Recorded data
::::

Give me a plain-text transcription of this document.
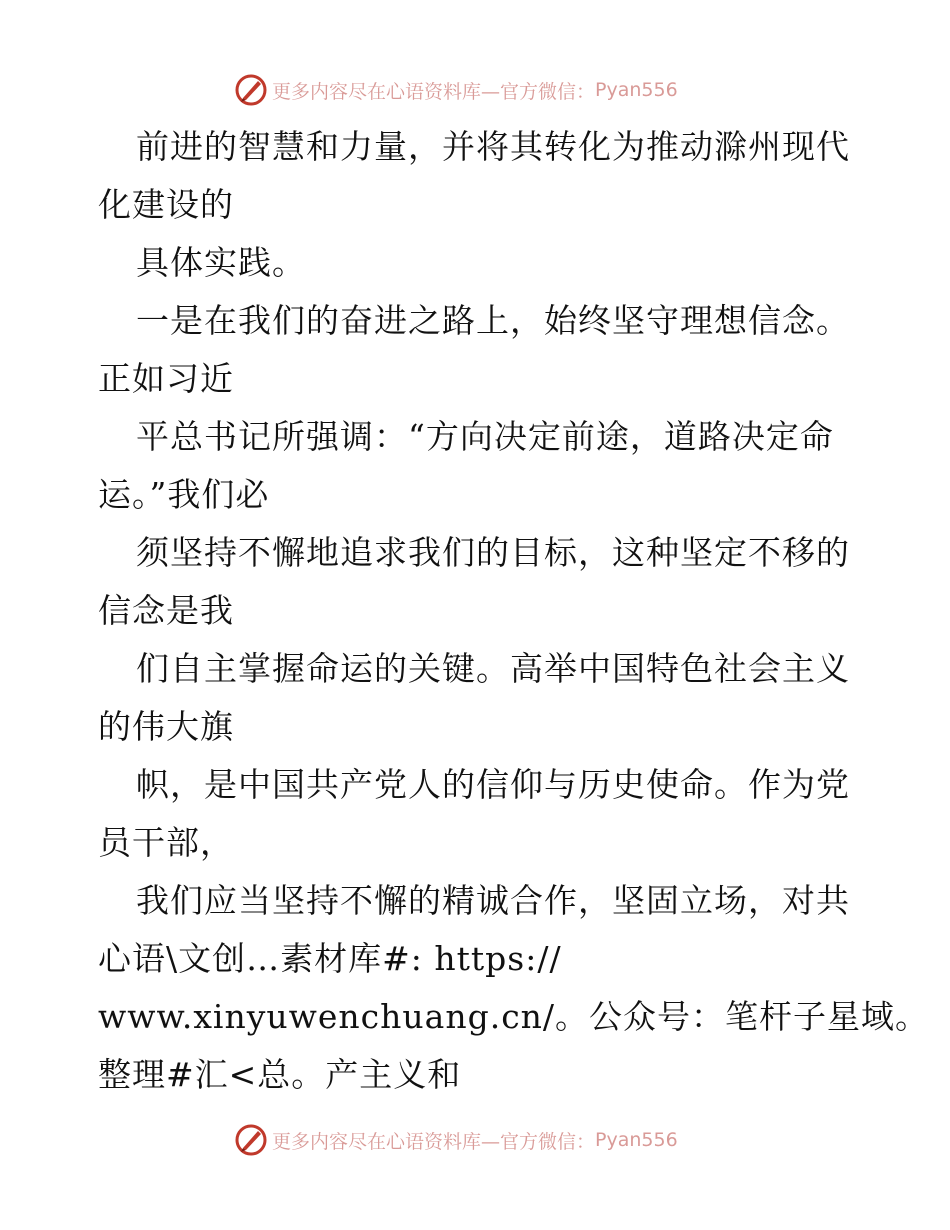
更多内容尽在心语资料库—官方微信： Pyan556
前进的智慧和力量，并将其转化为推动滁州现代
化建设的
具体实践。
一是在我们的奋进之路上，始终坚守理想信念。
正如习近
平总书记所强调：“方向决定前途，道路决定命
运。”我们必
须坚持不懈地追求我们的目标，这种坚定不移的
信念是我
们自主掌握命运的关键。高举中国特色社会主义
的伟大旗
帜，是中国共产党人的信仰与历史使命。作为党
员干部，
我们应当坚持不懈的精诚合作，坚固立场，对共
心语\文创…素材库#: https://
www.xinyuwenchuang.cn/。公众号：笔杆子星域。
整理#汇<总。产主义和
更多内容尽在心语资料库—官方微信： Pyan556
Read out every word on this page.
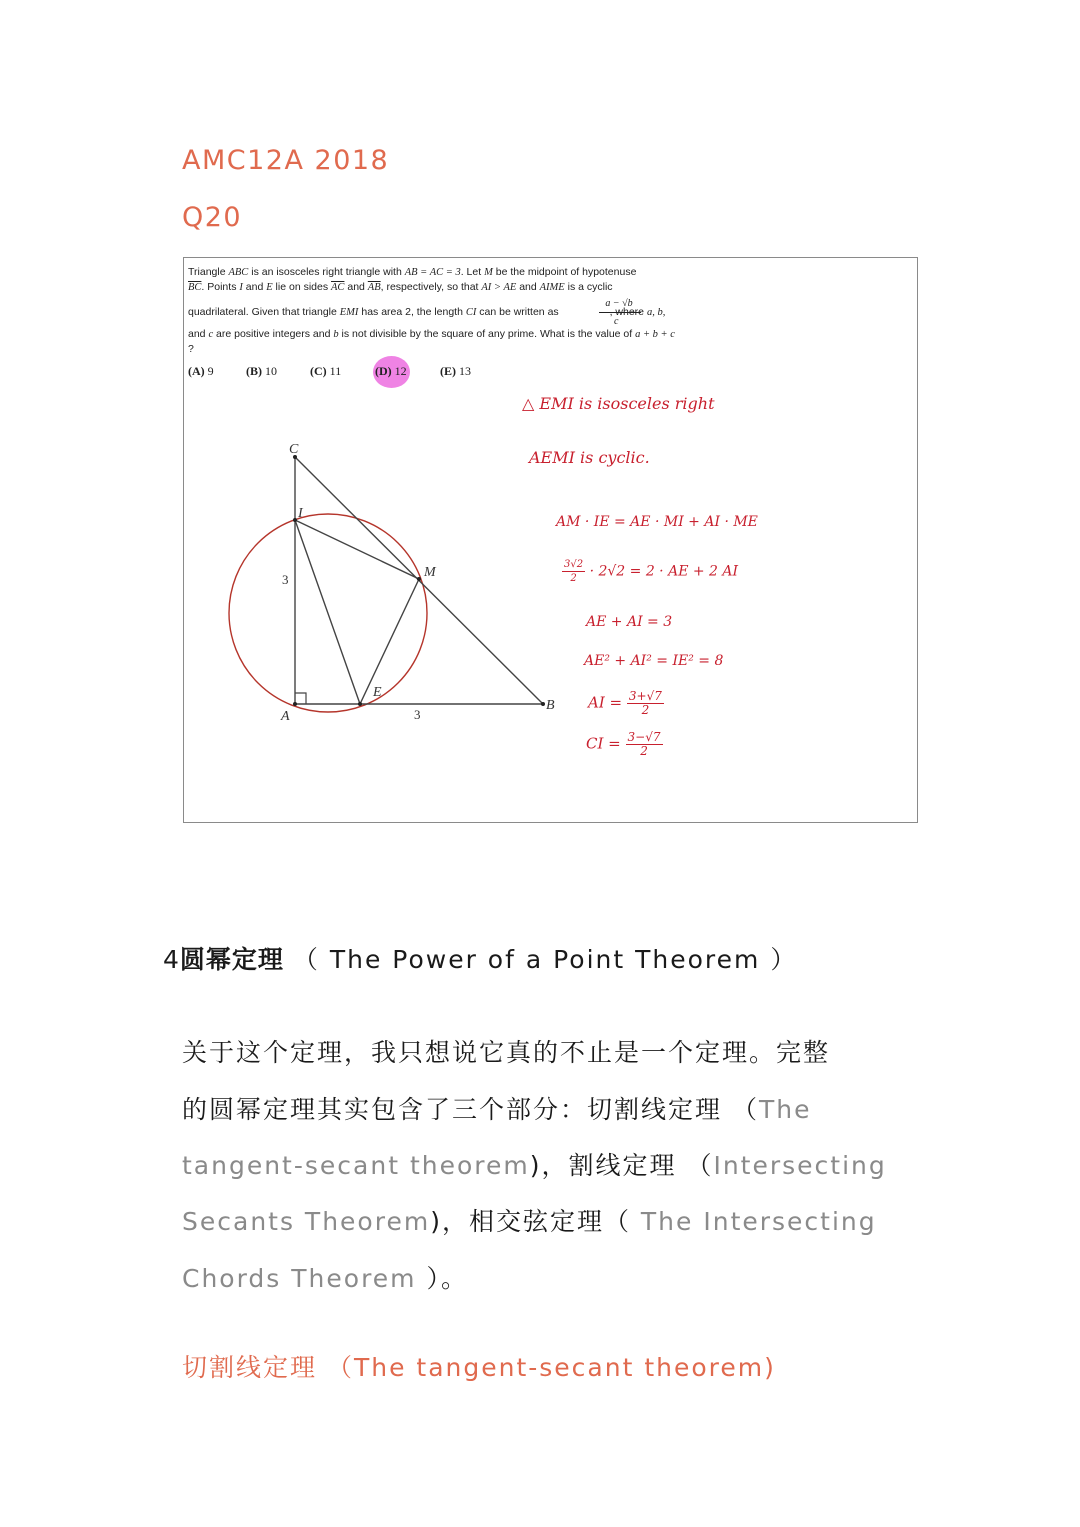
AMC12A 2018
Q20
Triangle ABC is an isosceles right triangle with AB = AC = 3. Let M be the midpoint of hypotenuse
$\overline{BC}$. Points I and E lie on sides $\overline{AC}$ and $\overline{AB}$, respectively, so that AI > AE and AIME is a cyclic
a − √b
c
quadrilateral. Given that triangle EMI has area 2, the length CI can be written as	, where a, b,
and c are positive integers and b is not divisible by the square of any prime. What is the value of a + b + c
?
(A) 9	(B) 10	(C) 11	(D) 12	(E) 13
C
I
M
A
E
B
3
3
△ EMI is isosceles right
AEMI is cyclic.
AM · IE = AE · MI + AI · ME
$\frac{3√2}{2} \cdot 2√2 = 2$ · AE + 2 AI
AE + AI = 3
AE² + AI² = IE² = 8
AI = $\frac{3+√7}{2}$
CI = $\frac{3-√7}{2}$
4圆幂定理 （ The Power of a Point Theorem ）
关于这个定理，我只想说它真的不止是一个定理。完整
的圆幂定理其实包含了三个部分：切割线定理 （The
tangent-secant theorem)，割线定理 （Intersecting
Secants Theorem)，相交弦定理（ The Intersecting
Chords Theorem ）。
切割线定理 （The tangent-secant theorem)
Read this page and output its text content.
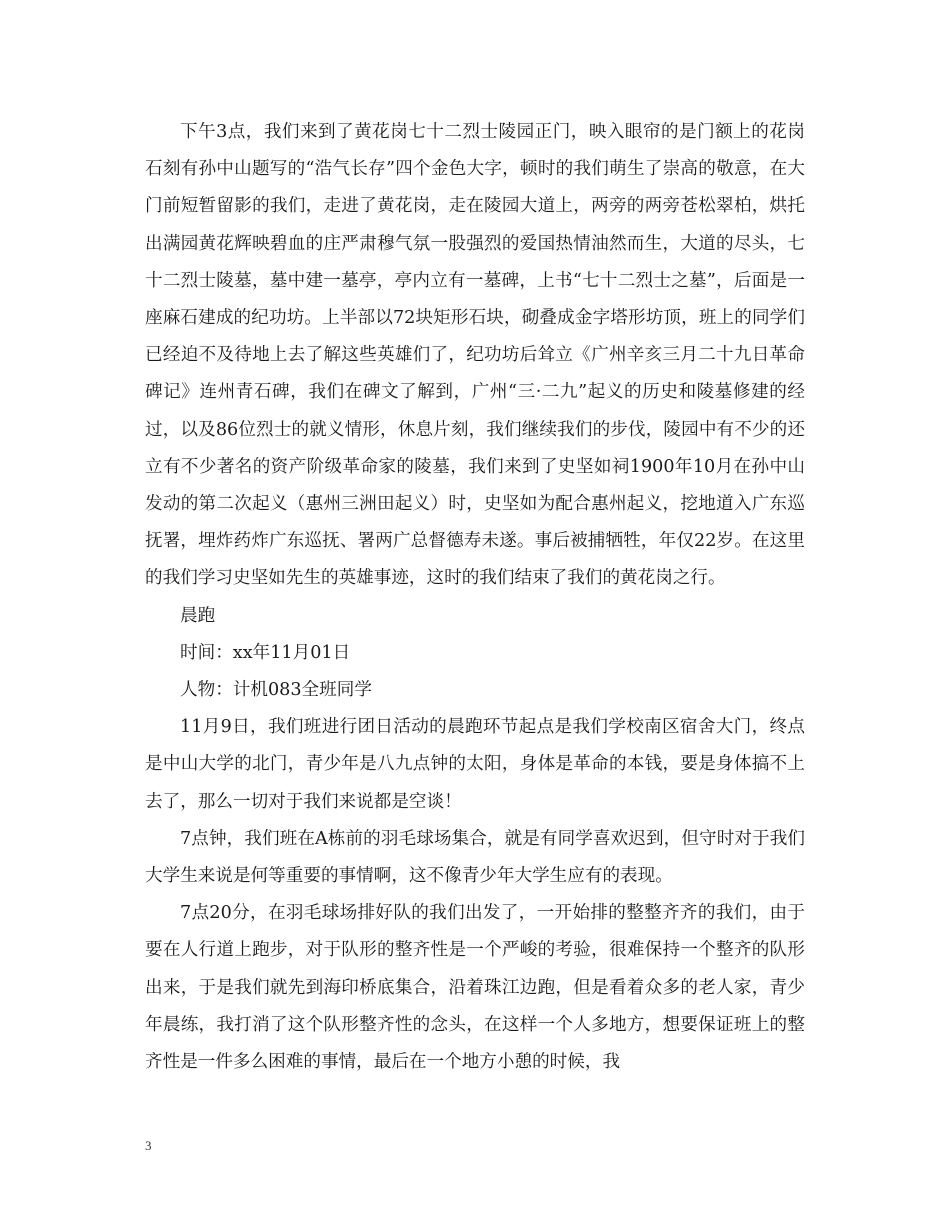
下午3点，我们来到了黄花岗七十二烈士陵园正门，映入眼帘的是门额上的花岗石刻有孙中山题写的“浩气长存”四个金色大字，顿时的我们萌生了崇高的敬意，在大门前短暂留影的我们，走进了黄花岗，走在陵园大道上，两旁的两旁苍松翠柏，烘托出满园黄花辉映碧血的庄严肃穆气氛一股强烈的爱国热情油然而生，大道的尽头，七十二烈士陵墓，墓中建一墓亭，亭内立有一墓碑，上书“七十二烈士之墓”，后面是一座麻石建成的纪功坊。上半部以72块矩形石块，砌叠成金字塔形坊顶，班上的同学们已经迫不及待地上去了解这些英雄们了，纪功坊后耸立《广州辛亥三月二十九日革命碑记》连州青石碑，我们在碑文了解到，广州“三·二九”起义的历史和陵墓修建的经过，以及86位烈士的就义情形，休息片刻，我们继续我们的步伐，陵园中有不少的还立有不少著名的资产阶级革命家的陵墓，我们来到了史坚如祠1900年10月在孙中山发动的第二次起义（惠州三洲田起义）时，史坚如为配合惠州起义，挖地道入广东巡抚署，埋炸药炸广东巡抚、署两广总督德寿未遂。事后被捕牺牲，年仅22岁。在这里的我们学习史坚如先生的英雄事迹，这时的我们结束了我们的黄花岗之行。

晨跑

时间：xx年11月01日

人物：计机083全班同学

11月9日，我们班进行团日活动的晨跑环节起点是我们学校南区宿舍大门，终点是中山大学的北门，青少年是八九点钟的太阳，身体是革命的本钱，要是身体搞不上去了，那么一切对于我们来说都是空谈！

7点钟，我们班在A栋前的羽毛球场集合，就是有同学喜欢迟到，但守时对于我们大学生来说是何等重要的事情啊，这不像青少年大学生应有的表现。

7点20分，在羽毛球场排好队的我们出发了，一开始排的整整齐齐的我们，由于要在人行道上跑步，对于队形的整齐性是一个严峻的考验，很难保持一个整齐的队形出来，于是我们就先到海印桥底集合，沿着珠江边跑，但是看着众多的老人家，青少年晨练，我打消了这个队形整齐性的念头，在这样一个人多地方，想要保证班上的整齐性是一件多么困难的事情，最后在一个地方小憩的时候，我

3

::::

▸ **TASK STATEMENT**
Which lines contain "切割线定理"? Copy each of them.

▸ **TASK OUTPUT**
的圆幂定理其实包含了三个部分：切割线定理 （The
切割线定理 （The tangent-secant theorem)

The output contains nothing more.